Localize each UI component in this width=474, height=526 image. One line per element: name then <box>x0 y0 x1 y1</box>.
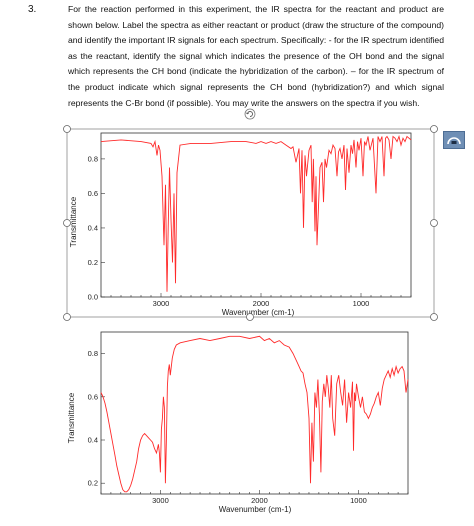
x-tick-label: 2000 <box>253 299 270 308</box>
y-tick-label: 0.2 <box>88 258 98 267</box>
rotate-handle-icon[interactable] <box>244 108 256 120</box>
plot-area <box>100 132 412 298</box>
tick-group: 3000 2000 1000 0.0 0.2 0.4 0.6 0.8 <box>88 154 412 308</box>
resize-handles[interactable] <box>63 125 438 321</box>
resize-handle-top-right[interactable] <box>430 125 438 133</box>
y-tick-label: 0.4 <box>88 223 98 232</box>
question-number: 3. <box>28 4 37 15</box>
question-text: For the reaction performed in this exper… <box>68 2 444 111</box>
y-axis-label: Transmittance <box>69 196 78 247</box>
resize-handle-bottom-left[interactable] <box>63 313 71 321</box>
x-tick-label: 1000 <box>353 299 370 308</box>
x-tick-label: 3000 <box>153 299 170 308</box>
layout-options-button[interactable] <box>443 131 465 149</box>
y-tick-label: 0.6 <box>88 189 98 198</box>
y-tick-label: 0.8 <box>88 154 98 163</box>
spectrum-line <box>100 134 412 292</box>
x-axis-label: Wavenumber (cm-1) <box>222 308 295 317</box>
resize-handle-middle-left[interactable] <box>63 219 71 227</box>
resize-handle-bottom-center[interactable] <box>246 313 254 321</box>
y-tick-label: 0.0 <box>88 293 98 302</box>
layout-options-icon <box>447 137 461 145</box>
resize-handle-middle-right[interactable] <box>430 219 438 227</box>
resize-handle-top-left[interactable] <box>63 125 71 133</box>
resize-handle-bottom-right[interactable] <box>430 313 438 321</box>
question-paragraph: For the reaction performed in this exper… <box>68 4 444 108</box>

------------------------------------

■ **Instructions for the task**
Copy every one of the rows above character for character, leaving out the picture line.

■ **Result below**
Localize each UI component in this width=474, height=526 image. One line per element: name then <box>x0 y0 x1 y1</box>.
x-tick-label: 2000 <box>253 299 270 308</box>
y-tick-label: 0.2 <box>88 258 98 267</box>
rotate-handle-icon[interactable] <box>244 108 256 120</box>
plot-area <box>100 132 412 298</box>
tick-group: 3000 2000 1000 0.0 0.2 0.4 0.6 0.8 <box>88 154 412 308</box>
resize-handles[interactable] <box>63 125 438 321</box>
resize-handle-top-right[interactable] <box>430 125 438 133</box>
y-tick-label: 0.4 <box>88 223 98 232</box>
question-number: 3. <box>28 4 37 15</box>
question-text: For the reaction performed in this exper… <box>68 2 444 111</box>
y-axis-label: Transmittance <box>69 196 78 247</box>
resize-handle-bottom-left[interactable] <box>63 313 71 321</box>
x-tick-label: 1000 <box>353 299 370 308</box>
x-tick-label: 3000 <box>153 299 170 308</box>
layout-options-button[interactable] <box>443 131 465 149</box>
y-tick-label: 0.6 <box>88 189 98 198</box>
y-tick-label: 0.8 <box>88 154 98 163</box>
spectrum-line <box>100 134 412 292</box>
x-axis-label: Wavenumber (cm-1) <box>222 308 295 317</box>
resize-handle-middle-left[interactable] <box>63 219 71 227</box>
resize-handle-bottom-center[interactable] <box>246 313 254 321</box>
y-tick-label: 0.0 <box>88 293 98 302</box>
layout-options-icon <box>447 137 461 145</box>
resize-handle-middle-right[interactable] <box>430 219 438 227</box>
resize-handle-top-left[interactable] <box>63 125 71 133</box>
resize-handle-bottom-right[interactable] <box>430 313 438 321</box>
question-paragraph: For the reaction performed in this exper… <box>68 4 444 108</box>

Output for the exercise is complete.